*WHAT THE TASK REQUIRES:* Write out each line beneath this one exactly as it reads.

*DATASET RECORDS:*
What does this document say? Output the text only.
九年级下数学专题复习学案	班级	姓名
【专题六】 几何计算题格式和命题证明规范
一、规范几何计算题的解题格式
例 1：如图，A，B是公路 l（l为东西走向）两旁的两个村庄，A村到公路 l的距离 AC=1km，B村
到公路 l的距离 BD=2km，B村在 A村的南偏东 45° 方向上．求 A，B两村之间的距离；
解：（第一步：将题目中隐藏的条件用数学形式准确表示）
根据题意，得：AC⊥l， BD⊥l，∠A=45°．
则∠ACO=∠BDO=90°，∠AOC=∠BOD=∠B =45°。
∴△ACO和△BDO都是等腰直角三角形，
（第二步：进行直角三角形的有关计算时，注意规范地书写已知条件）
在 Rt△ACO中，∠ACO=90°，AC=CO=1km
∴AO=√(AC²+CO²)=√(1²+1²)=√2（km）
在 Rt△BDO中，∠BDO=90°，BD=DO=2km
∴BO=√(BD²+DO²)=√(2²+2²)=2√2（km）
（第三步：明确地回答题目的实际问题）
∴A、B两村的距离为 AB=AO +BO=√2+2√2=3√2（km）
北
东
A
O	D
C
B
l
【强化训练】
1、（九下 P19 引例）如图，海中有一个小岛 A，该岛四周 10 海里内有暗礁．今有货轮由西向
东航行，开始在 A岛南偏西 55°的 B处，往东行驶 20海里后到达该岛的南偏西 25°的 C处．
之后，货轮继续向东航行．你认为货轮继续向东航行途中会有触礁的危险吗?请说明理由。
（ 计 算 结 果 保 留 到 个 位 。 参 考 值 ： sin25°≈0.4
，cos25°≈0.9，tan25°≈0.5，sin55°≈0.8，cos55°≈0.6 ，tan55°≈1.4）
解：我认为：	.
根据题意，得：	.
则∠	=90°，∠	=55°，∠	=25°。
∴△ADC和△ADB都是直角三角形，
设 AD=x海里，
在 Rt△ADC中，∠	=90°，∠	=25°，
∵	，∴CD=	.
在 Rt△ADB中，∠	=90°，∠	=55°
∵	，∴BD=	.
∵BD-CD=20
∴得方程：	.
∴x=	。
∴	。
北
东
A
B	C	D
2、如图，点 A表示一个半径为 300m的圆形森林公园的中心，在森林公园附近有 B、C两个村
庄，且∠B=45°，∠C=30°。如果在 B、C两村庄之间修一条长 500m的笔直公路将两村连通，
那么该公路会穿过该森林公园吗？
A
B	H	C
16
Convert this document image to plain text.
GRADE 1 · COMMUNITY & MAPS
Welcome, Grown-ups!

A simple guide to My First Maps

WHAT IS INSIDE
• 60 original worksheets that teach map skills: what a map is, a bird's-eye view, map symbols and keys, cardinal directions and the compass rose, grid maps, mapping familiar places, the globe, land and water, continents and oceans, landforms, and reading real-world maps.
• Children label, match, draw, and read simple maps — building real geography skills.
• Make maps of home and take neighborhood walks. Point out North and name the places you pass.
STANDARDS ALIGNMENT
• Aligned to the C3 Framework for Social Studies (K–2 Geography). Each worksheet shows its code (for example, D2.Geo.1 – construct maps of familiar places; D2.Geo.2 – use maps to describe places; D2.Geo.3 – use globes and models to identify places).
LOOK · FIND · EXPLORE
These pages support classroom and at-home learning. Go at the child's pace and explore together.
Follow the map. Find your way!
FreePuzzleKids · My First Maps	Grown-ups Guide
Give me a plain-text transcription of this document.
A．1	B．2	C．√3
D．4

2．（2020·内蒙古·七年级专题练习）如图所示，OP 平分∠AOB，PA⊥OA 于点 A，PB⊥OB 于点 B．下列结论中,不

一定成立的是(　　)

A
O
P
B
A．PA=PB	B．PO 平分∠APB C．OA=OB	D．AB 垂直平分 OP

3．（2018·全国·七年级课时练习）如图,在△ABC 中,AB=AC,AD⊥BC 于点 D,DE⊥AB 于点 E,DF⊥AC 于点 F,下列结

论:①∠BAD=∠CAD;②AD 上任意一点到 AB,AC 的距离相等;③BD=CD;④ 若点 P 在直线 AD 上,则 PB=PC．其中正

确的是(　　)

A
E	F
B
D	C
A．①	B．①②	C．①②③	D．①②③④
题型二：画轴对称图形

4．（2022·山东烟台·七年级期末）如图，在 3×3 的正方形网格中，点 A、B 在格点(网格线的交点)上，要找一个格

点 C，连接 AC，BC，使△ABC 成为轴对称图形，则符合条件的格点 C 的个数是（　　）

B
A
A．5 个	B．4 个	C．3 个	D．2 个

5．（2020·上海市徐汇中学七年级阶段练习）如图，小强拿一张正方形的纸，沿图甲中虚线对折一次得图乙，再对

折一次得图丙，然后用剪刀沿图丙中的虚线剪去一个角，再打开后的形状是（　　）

*SOLUTION TO THE PROBLEM:*
What does this document say? Output the text only.
九年级下数学专题复习学案	班级	姓名
【专题六】 几何计算题格式和命题证明规范
一、规范几何计算题的解题格式
例 1：如图，A，B是公路 l（l为东西走向）两旁的两个村庄，A村到公路 l的距离 AC=1km，B村
到公路 l的距离 BD=2km，B村在 A村的南偏东 45° 方向上．求 A，B两村之间的距离；
解：（第一步：将题目中隐藏的条件用数学形式准确表示）
根据题意，得：AC⊥l， BD⊥l，∠A=45°．
则∠ACO=∠BDO=90°，∠AOC=∠BOD=∠B =45°。
∴△ACO和△BDO都是等腰直角三角形，
（第二步：进行直角三角形的有关计算时，注意规范地书写已知条件）
在 Rt△ACO中，∠ACO=90°，AC=CO=1km
∴AO=√(AC²+CO²)=√(1²+1²)=√2（km）
在 Rt△BDO中，∠BDO=90°，BD=DO=2km
∴BO=√(BD²+DO²)=√(2²+2²)=2√2（km）
（第三步：明确地回答题目的实际问题）
∴A、B两村的距离为 AB=AO +BO=√2+2√2=3√2（km）
北
东
A
O	D
C
B
l
【强化训练】
1、（九下 P19 引例）如图，海中有一个小岛 A，该岛四周 10 海里内有暗礁．今有货轮由西向
东航行，开始在 A岛南偏西 55°的 B处，往东行驶 20海里后到达该岛的南偏西 25°的 C处．
之后，货轮继续向东航行．你认为货轮继续向东航行途中会有触礁的危险吗?请说明理由。
（ 计 算 结 果 保 留 到 个 位 。 参 考 值 ： sin25°≈0.4
，cos25°≈0.9，tan25°≈0.5，sin55°≈0.8，cos55°≈0.6 ，tan55°≈1.4）
解：我认为：	.
根据题意，得：	.
则∠	=90°，∠	=55°，∠	=25°。
∴△ADC和△ADB都是直角三角形，
设 AD=x海里，
在 Rt△ADC中，∠	=90°，∠	=25°，
∵	，∴CD=	.
在 Rt△ADB中，∠	=90°，∠	=55°
∵	，∴BD=	.
∵BD-CD=20
∴得方程：	.
∴x=	。
∴	。
北
东
A
B	C	D
2、如图，点 A表示一个半径为 300m的圆形森林公园的中心，在森林公园附近有 B、C两个村
庄，且∠B=45°，∠C=30°。如果在 B、C两村庄之间修一条长 500m的笔直公路将两村连通，
那么该公路会穿过该森林公园吗？
A
B	H	C
16
Convert this document image to plain text.
GRADE 1 · COMMUNITY & MAPS
Welcome, Grown-ups!

A simple guide to My First Maps

WHAT IS INSIDE
• 60 original worksheets that teach map skills: what a map is, a bird's-eye view, map symbols and keys, cardinal directions and the compass rose, grid maps, mapping familiar places, the globe, land and water, continents and oceans, landforms, and reading real-world maps.
• Children label, match, draw, and read simple maps — building real geography skills.
• Make maps of home and take neighborhood walks. Point out North and name the places you pass.
STANDARDS ALIGNMENT
• Aligned to the C3 Framework for Social Studies (K–2 Geography). Each worksheet shows its code (for example, D2.Geo.1 – construct maps of familiar places; D2.Geo.2 – use maps to describe places; D2.Geo.3 – use globes and models to identify places).
LOOK · FIND · EXPLORE
These pages support classroom and at-home learning. Go at the child's pace and explore together.
Follow the map. Find your way!
FreePuzzleKids · My First Maps	Grown-ups Guide
Give me a plain-text transcription of this document.
A．1	B．2	C．√3
D．4

2．（2020·内蒙古·七年级专题练习）如图所示，OP 平分∠AOB，PA⊥OA 于点 A，PB⊥OB 于点 B．下列结论中,不

一定成立的是(　　)

A
O
P
B
A．PA=PB	B．PO 平分∠APB C．OA=OB	D．AB 垂直平分 OP

3．（2018·全国·七年级课时练习）如图,在△ABC 中,AB=AC,AD⊥BC 于点 D,DE⊥AB 于点 E,DF⊥AC 于点 F,下列结

论:①∠BAD=∠CAD;②AD 上任意一点到 AB,AC 的距离相等;③BD=CD;④ 若点 P 在直线 AD 上,则 PB=PC．其中正

确的是(　　)

A
E	F
B
D	C
A．①	B．①②	C．①②③	D．①②③④
题型二：画轴对称图形

4．（2022·山东烟台·七年级期末）如图，在 3×3 的正方形网格中，点 A、B 在格点(网格线的交点)上，要找一个格

点 C，连接 AC，BC，使△ABC 成为轴对称图形，则符合条件的格点 C 的个数是（　　）

B
A
A．5 个	B．4 个	C．3 个	D．2 个

5．（2020·上海市徐汇中学七年级阶段练习）如图，小强拿一张正方形的纸，沿图甲中虚线对折一次得图乙，再对

折一次得图丙，然后用剪刀沿图丙中的虚线剪去一个角，再打开后的形状是（　　）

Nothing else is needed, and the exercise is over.